Retype the line where "Give me a plain-text" appears and each line that follows it down to the last line of the records below. Leave the pictures out.

§ EXTRACTED INFORMATION
________________________

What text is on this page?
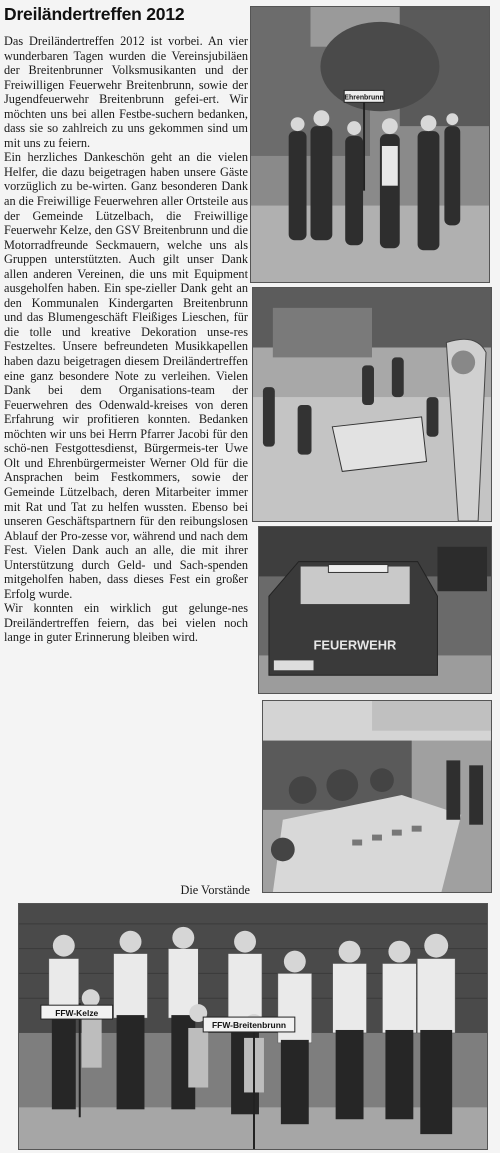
Dreiländertreffen 2012

Das Dreiländertreffen 2012 ist vorbei. An vier wunderbaren Tagen wurden die Vereinsjubiläen der Breitenbrunner Volksmusikanten und der Freiwilligen Feuerwehr Breitenbrunn, sowie der Jugendfeuerwehr Breitenbrunn gefei-ert. Wir möchten uns bei allen Festbe-suchern bedanken, dass sie so zahlreich zu uns gekommen sind um mit uns zu feiern.

Ein herzliches Dankeschön geht an die vielen Helfer, die dazu beigetragen haben unsere Gäste vorzüglich zu be-wirten. Ganz besonderen Dank an die Freiwillige Feuerwehren aller Ortsteile aus der Gemeinde Lützelbach, die Freiwillige Feuerwehr Kelze, den GSV Breitenbrunn und die Motorradfreunde Seckmauern, welche uns als Gruppen unterstützten. Auch gilt unser Dank allen anderen Vereinen, die uns mit Equipment ausgeholfen haben. Ein spe-zieller Dank geht an den Kommunalen Kindergarten Breitenbrunn und das Blumengeschäft Fleißiges Lieschen, für die tolle und kreative Dekoration unse-res Festzeltes. Unsere befreundeten Musikkapellen haben dazu beigetragen diesem Dreiländertreffen eine ganz besondere Note zu verleihen. Vielen Dank bei dem Organisations-team der Feuerwehren des Odenwald-kreises von deren Erfahrung wir profitieren konnten. Bedanken möchten wir uns bei Herrn Pfarrer Jacobi für den schö-nen Festgottesdienst, Bürgermeis-ter Uwe Olt und Ehrenbürgermeister Werner Old für die Ansprachen beim Festkommers, sowie der Gemeinde Lützelbach, deren Mitarbeiter immer mit Rat und Tat zu helfen wussten. Ebenso bei unseren Geschäftspartnern für den reibungslosen Ablauf der Pro-zesse vor, während und nach dem Fest. Vielen Dank auch an alle, die mit ihrer Unterstützung durch Geld- und Sach-spenden mitgeholfen haben, dass dieses Fest ein großer Erfolg wurde.

Wir konnten ein wirklich gut gelunge-nes Dreiländertreffen feiern, das bei vielen noch lange in guter Erinnerung bleiben wird.

Die Vorstände
Ehrenbrunn
FEUERWEHR
FFW-Kelze
FFW-Breitenbrunn
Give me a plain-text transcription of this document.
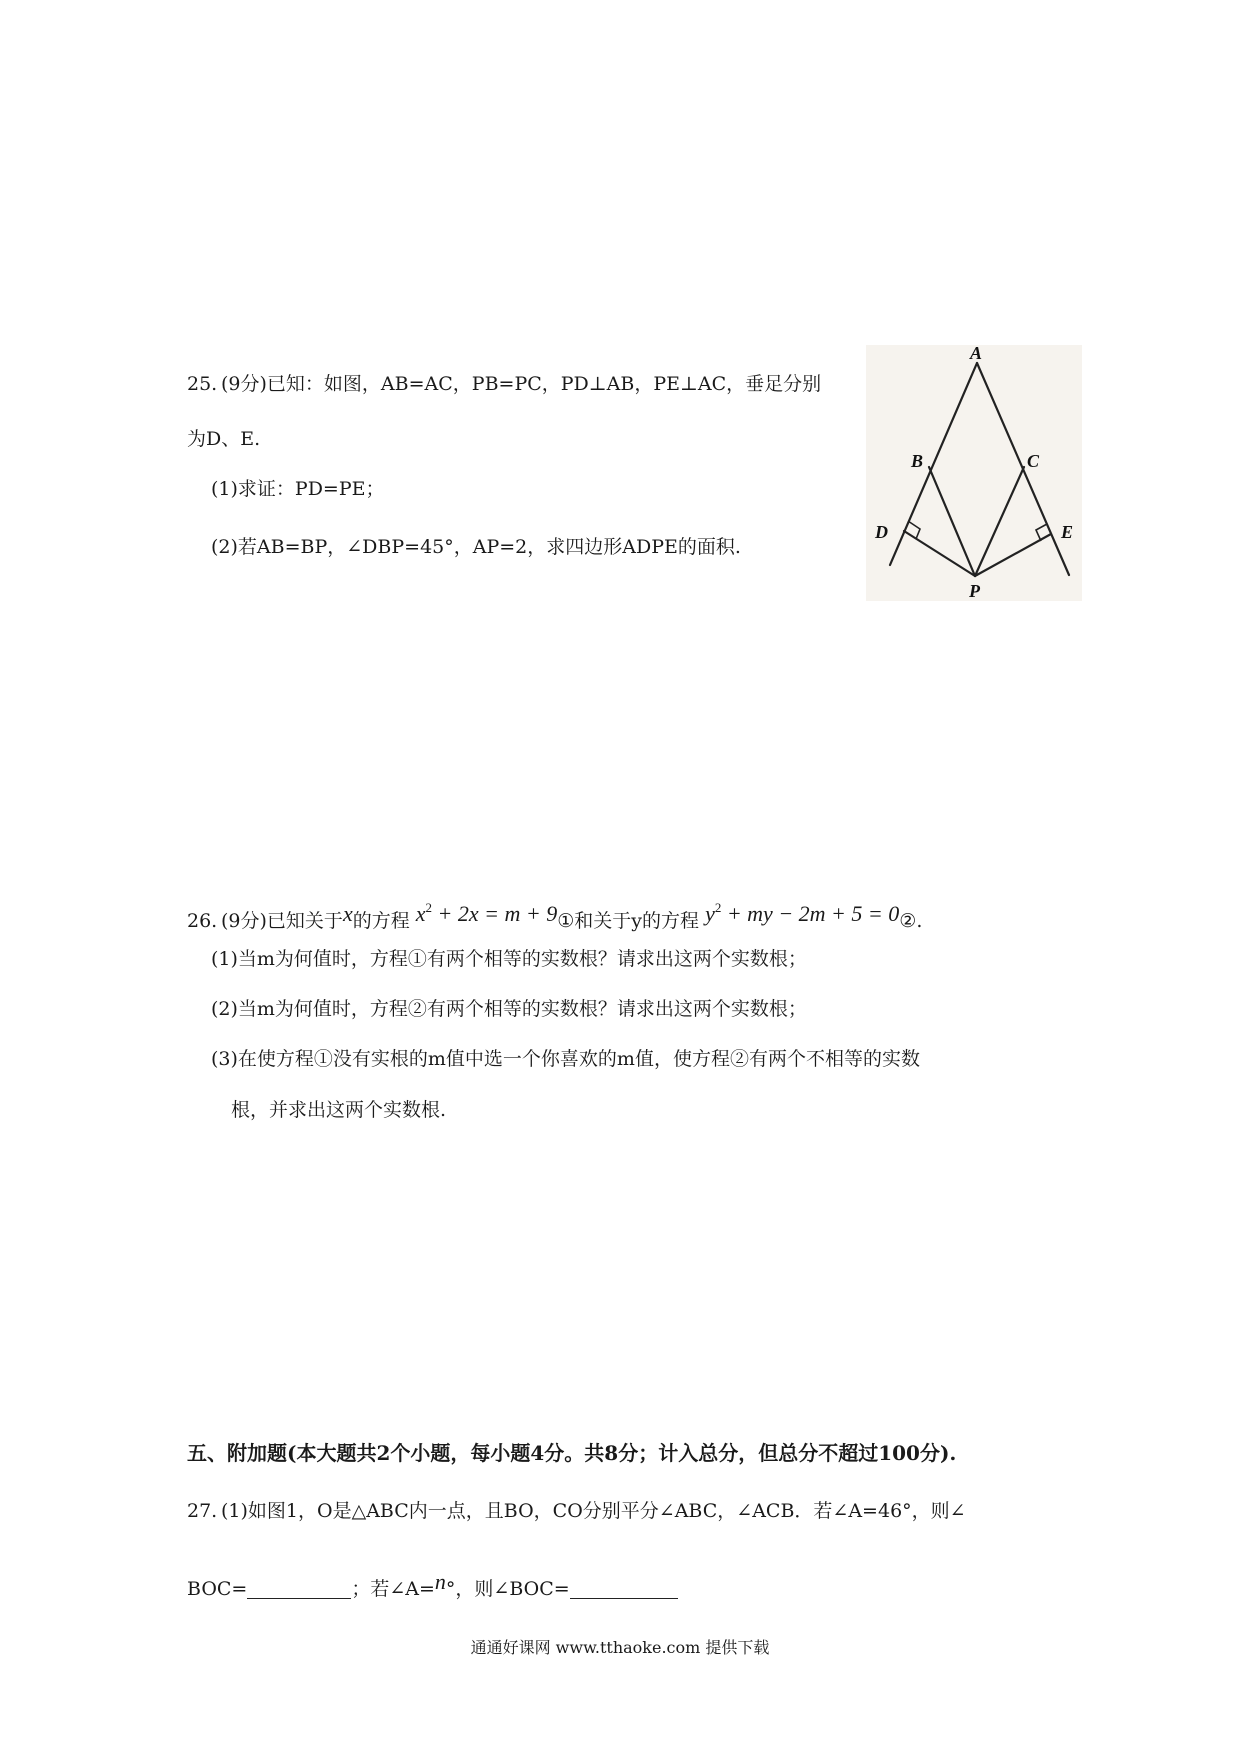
25. (9分)已知：如图，AB=AC，PB=PC，PD⊥AB，PE⊥AC，垂足分别
为D、E.
(1)求证：PD=PE；
(2)若AB=BP，∠DBP=45°，AP=2，求四边形ADPE的面积.
A
B	C
D	E
P
26. (9分)已知关于x的方程 $x^2 + 2x = m$ + 9①和关于y的方程 $y^2$ + my − 2m + 5 = 0②.
(1)当m为何值时，方程①有两个相等的实数根？请求出这两个实数根；
(2)当m为何值时，方程②有两个相等的实数根？请求出这两个实数根；
(3)在使方程①没有实根的m值中选一个你喜欢的m值，使方程②有两个不相等的实数
根，并求出这两个实数根.
五、附加题(本大题共2个小题，每小题4分。共8分；计入总分，但总分不超过100分).
27. (1)如图1，O是△ABC内一点，且BO，CO分别平分∠ABC，∠ACB．若∠A=46°，则∠
BOC=	；若∠A=n°，则∠BOC=
通通好课网 www.tthaoke.com 提供下载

________________________

§ WRITTEN REPLY
Give me a plain-text transcription of this document.
25. (9分)已知：如图，AB=AC，PB=PC，PD⊥AB，PE⊥AC，垂足分别
为D、E.
(1)求证：PD=PE；
(2)若AB=BP，∠DBP=45°，AP=2，求四边形ADPE的面积.
A
B	C
D	E
P
26. (9分)已知关于x的方程 $x^2 + 2x = m$ + 9①和关于y的方程 $y^2$ + my − 2m + 5 = 0②.
(1)当m为何值时，方程①有两个相等的实数根？请求出这两个实数根；
(2)当m为何值时，方程②有两个相等的实数根？请求出这两个实数根；
(3)在使方程①没有实根的m值中选一个你喜欢的m值，使方程②有两个不相等的实数
根，并求出这两个实数根.
五、附加题(本大题共2个小题，每小题4分。共8分；计入总分，但总分不超过100分).
27. (1)如图1，O是△ABC内一点，且BO，CO分别平分∠ABC，∠ACB．若∠A=46°，则∠
BOC=	；若∠A=n°，则∠BOC=
通通好课网 www.tthaoke.com 提供下载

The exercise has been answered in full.